● What this task involves: How many lines of these entries hold the string "Altitude"? Answer with the number alone.

>> Start Material supplied

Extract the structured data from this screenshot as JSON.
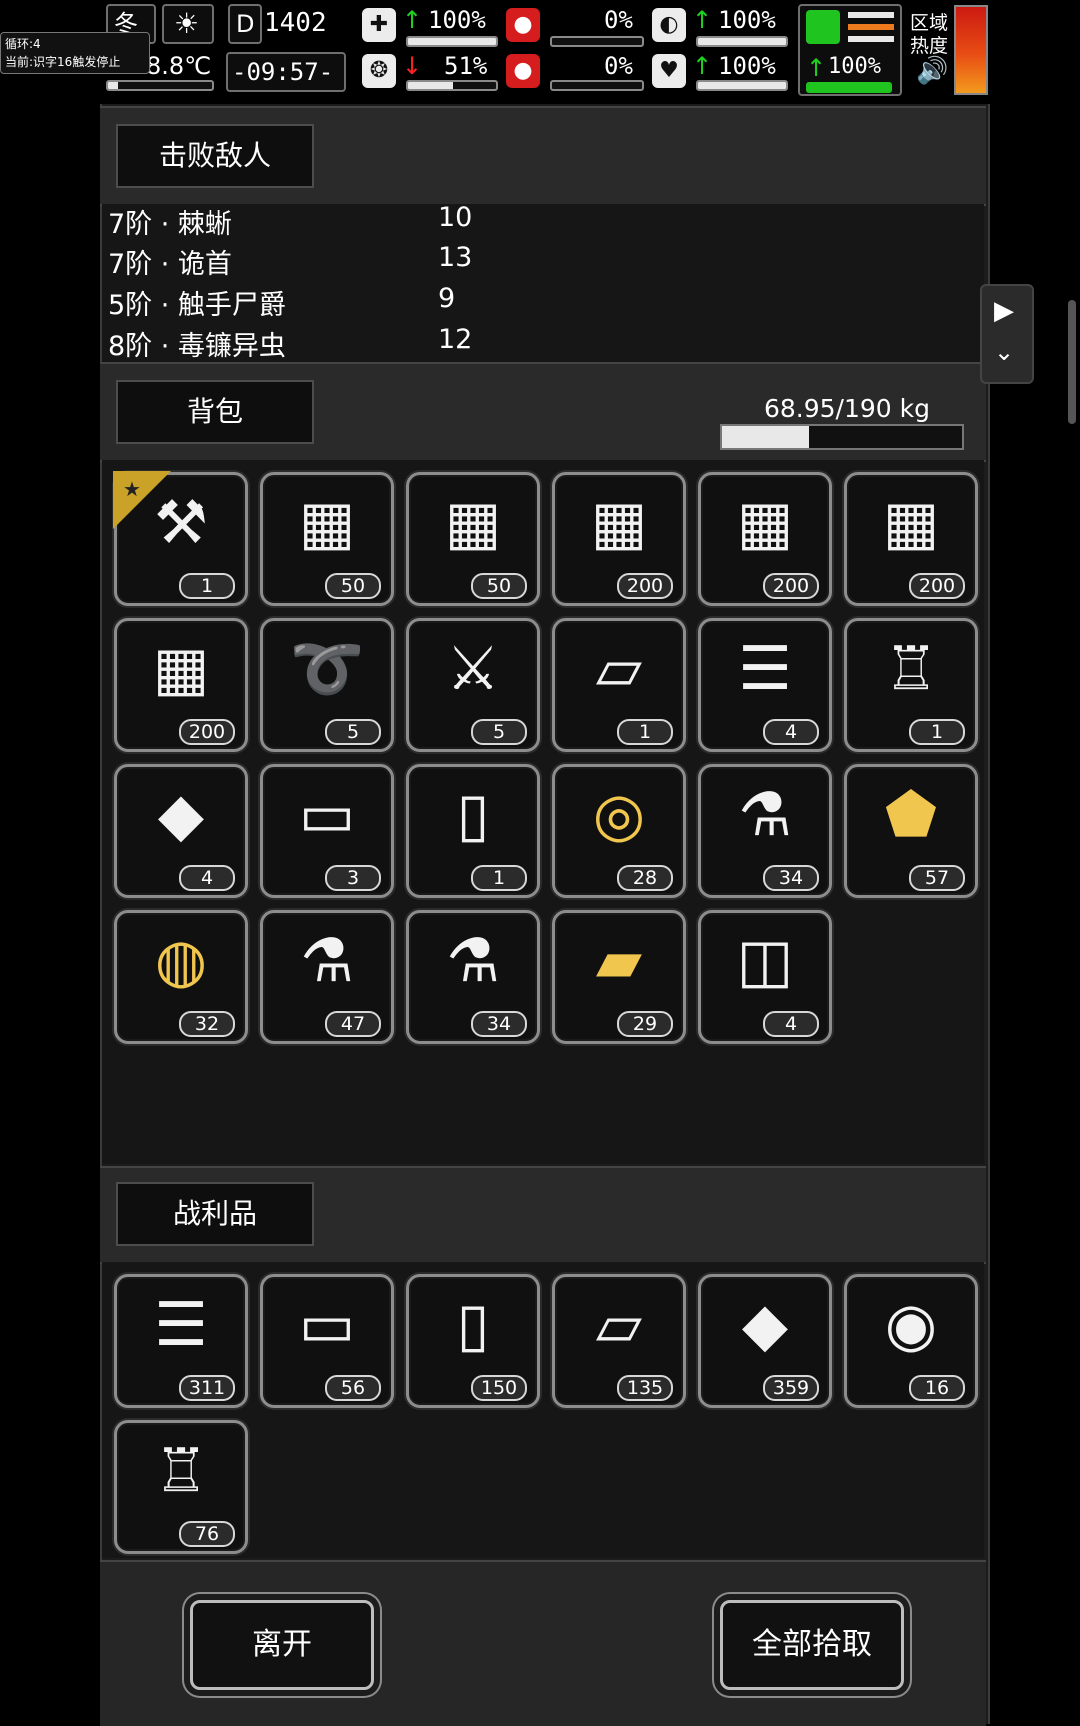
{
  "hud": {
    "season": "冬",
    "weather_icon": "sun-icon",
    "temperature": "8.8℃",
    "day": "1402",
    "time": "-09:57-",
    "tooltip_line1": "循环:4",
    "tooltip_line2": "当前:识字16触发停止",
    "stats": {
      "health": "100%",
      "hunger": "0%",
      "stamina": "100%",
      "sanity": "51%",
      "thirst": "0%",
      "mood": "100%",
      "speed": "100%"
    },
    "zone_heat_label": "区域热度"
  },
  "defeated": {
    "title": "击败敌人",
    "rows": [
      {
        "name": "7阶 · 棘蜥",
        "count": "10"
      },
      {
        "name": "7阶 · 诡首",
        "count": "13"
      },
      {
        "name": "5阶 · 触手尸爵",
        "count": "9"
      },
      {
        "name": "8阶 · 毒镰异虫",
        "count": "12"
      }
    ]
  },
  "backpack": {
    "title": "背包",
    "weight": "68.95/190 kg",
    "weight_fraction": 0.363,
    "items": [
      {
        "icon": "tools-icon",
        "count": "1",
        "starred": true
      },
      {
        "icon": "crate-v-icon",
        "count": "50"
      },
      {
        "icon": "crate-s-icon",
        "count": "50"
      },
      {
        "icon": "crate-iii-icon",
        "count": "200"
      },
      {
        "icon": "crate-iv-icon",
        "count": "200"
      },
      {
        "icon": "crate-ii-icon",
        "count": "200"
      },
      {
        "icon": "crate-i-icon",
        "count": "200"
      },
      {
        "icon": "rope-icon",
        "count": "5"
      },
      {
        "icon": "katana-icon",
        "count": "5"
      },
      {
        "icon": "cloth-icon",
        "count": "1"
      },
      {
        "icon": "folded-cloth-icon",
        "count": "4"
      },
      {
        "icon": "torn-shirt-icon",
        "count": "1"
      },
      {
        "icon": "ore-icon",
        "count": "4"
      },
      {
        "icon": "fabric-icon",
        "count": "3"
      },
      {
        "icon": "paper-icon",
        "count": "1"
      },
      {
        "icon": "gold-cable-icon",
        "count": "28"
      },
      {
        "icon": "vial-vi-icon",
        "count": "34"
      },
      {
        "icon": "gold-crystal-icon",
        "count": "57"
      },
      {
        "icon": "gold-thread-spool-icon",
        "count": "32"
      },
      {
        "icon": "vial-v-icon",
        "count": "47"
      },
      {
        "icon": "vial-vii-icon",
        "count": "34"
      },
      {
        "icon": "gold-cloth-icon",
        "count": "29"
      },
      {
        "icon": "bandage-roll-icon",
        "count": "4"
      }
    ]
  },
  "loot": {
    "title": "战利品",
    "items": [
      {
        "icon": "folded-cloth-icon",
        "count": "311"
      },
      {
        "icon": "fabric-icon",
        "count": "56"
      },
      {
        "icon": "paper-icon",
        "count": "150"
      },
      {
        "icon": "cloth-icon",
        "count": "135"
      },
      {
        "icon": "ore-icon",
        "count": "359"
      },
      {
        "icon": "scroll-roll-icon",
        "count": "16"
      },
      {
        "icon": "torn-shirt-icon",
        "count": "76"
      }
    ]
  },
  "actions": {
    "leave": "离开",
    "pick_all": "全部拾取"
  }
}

>> End Material supplied
>> Start Material supplied

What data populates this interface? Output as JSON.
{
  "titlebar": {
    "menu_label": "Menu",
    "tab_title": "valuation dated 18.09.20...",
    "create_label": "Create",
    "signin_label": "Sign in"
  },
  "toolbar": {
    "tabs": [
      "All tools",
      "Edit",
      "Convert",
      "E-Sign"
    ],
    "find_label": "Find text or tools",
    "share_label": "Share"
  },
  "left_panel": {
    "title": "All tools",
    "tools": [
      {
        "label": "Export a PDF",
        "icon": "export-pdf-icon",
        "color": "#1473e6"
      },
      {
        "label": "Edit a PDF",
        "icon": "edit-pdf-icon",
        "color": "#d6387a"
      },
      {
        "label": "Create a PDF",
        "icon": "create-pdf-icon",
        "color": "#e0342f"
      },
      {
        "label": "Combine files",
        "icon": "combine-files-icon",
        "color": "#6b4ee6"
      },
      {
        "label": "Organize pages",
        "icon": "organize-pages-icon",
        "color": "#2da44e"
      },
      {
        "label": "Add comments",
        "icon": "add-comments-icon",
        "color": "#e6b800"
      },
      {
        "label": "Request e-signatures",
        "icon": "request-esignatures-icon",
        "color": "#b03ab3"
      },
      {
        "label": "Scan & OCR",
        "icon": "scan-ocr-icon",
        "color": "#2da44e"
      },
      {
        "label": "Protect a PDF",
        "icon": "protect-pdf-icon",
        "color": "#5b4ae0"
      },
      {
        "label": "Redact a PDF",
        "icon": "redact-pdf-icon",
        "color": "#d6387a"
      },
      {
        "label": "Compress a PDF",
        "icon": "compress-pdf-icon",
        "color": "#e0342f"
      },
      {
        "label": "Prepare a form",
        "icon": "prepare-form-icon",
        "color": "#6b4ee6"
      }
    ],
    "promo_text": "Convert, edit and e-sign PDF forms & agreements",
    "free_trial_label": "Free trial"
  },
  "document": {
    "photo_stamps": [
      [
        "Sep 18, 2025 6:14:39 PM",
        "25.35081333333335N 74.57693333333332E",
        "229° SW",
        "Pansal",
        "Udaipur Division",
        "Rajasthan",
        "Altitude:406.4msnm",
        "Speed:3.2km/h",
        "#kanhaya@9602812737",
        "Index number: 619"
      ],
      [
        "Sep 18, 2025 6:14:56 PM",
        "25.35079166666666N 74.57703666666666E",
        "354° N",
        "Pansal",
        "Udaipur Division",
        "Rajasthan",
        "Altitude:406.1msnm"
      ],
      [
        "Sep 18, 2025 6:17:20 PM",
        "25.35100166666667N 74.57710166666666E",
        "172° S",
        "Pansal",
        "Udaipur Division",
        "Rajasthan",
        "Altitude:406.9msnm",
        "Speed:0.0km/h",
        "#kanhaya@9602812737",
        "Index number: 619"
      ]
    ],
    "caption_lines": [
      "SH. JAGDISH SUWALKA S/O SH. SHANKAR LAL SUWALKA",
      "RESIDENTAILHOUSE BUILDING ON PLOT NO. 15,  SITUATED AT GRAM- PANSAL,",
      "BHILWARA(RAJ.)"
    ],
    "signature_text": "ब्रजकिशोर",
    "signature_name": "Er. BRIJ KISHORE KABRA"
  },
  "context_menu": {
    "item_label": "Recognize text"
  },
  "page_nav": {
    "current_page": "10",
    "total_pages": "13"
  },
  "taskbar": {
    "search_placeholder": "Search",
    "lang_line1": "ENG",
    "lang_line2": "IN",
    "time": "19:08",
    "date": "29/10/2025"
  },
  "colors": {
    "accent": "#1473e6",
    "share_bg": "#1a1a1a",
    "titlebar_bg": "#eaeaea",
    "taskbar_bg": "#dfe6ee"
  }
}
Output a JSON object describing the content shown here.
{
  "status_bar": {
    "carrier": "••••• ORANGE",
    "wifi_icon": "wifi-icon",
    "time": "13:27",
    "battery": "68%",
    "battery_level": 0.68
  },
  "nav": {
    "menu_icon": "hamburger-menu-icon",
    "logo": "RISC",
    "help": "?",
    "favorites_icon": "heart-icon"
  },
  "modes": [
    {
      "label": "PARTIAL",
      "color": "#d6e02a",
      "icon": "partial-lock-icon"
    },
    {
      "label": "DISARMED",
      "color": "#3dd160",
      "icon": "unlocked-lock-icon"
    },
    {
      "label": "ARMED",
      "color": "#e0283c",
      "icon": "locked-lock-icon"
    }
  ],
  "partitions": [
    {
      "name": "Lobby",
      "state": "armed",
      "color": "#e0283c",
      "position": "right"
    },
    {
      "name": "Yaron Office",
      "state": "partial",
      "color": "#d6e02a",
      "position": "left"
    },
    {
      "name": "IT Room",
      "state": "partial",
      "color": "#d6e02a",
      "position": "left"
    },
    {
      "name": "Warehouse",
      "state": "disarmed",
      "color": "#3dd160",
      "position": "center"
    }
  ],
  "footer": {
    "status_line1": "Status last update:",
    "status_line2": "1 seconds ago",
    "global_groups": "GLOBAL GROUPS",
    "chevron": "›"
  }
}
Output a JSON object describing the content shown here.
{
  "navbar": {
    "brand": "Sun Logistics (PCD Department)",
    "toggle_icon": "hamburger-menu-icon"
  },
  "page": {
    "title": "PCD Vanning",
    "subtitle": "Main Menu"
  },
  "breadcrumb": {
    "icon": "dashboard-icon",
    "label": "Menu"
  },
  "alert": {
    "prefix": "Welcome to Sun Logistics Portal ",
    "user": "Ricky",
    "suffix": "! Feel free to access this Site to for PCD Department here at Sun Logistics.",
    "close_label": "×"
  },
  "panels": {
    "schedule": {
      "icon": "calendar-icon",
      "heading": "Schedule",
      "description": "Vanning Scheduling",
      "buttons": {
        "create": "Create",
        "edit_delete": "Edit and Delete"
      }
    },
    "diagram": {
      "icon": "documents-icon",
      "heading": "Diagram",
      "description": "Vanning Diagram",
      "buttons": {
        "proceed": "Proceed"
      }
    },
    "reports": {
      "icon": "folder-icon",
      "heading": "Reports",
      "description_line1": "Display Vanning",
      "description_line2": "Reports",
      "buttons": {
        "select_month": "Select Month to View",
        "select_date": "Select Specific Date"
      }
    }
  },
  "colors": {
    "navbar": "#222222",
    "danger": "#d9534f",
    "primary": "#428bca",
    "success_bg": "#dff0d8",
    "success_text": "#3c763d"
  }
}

>> End Material supplied
>> Start Material supplied

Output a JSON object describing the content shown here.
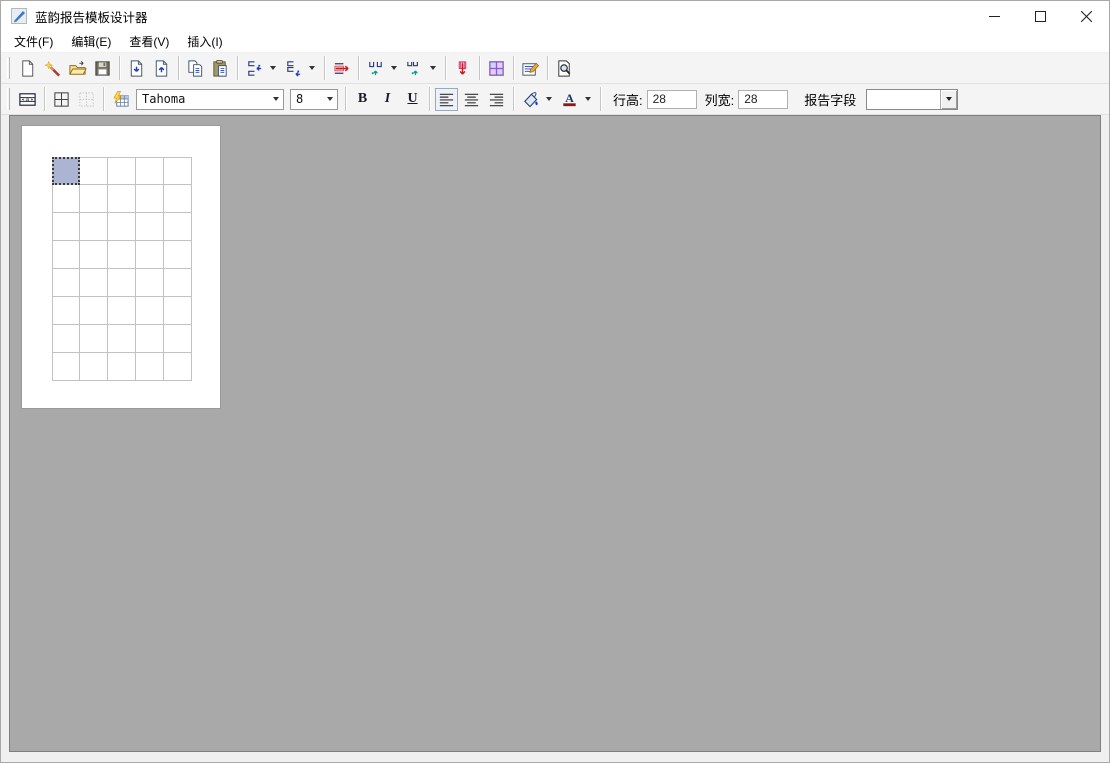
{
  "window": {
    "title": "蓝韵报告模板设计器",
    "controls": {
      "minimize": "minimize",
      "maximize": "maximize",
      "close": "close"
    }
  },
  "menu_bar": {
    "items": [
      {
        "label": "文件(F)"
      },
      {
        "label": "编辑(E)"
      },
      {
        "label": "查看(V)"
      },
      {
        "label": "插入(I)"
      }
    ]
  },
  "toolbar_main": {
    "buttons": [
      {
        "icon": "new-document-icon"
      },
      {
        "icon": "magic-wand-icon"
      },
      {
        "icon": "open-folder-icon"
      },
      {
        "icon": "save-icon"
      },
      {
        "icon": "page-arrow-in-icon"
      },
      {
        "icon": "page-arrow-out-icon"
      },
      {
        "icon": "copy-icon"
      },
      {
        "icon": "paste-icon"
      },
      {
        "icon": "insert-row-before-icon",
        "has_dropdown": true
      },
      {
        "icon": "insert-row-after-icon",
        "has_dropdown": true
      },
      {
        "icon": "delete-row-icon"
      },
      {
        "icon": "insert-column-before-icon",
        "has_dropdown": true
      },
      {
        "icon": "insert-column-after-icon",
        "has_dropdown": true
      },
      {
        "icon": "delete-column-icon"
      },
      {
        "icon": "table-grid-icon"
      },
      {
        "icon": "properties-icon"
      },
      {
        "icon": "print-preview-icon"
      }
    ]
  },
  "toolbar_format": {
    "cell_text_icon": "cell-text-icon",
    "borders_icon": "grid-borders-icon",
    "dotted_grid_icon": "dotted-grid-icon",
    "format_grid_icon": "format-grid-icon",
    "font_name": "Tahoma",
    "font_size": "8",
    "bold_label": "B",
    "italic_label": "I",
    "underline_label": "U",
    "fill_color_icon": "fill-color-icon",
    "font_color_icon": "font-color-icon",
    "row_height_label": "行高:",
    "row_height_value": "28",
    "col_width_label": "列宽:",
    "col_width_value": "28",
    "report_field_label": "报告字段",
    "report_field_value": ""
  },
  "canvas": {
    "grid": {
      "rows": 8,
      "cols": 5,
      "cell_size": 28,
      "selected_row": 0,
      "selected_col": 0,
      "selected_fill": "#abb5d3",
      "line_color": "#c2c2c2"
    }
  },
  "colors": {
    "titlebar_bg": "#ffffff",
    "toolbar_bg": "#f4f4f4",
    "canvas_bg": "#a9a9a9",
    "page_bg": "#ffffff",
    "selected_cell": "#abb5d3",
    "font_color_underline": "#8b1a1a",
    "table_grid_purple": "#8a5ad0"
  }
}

>> End Material supplied

● Exercise answer: 3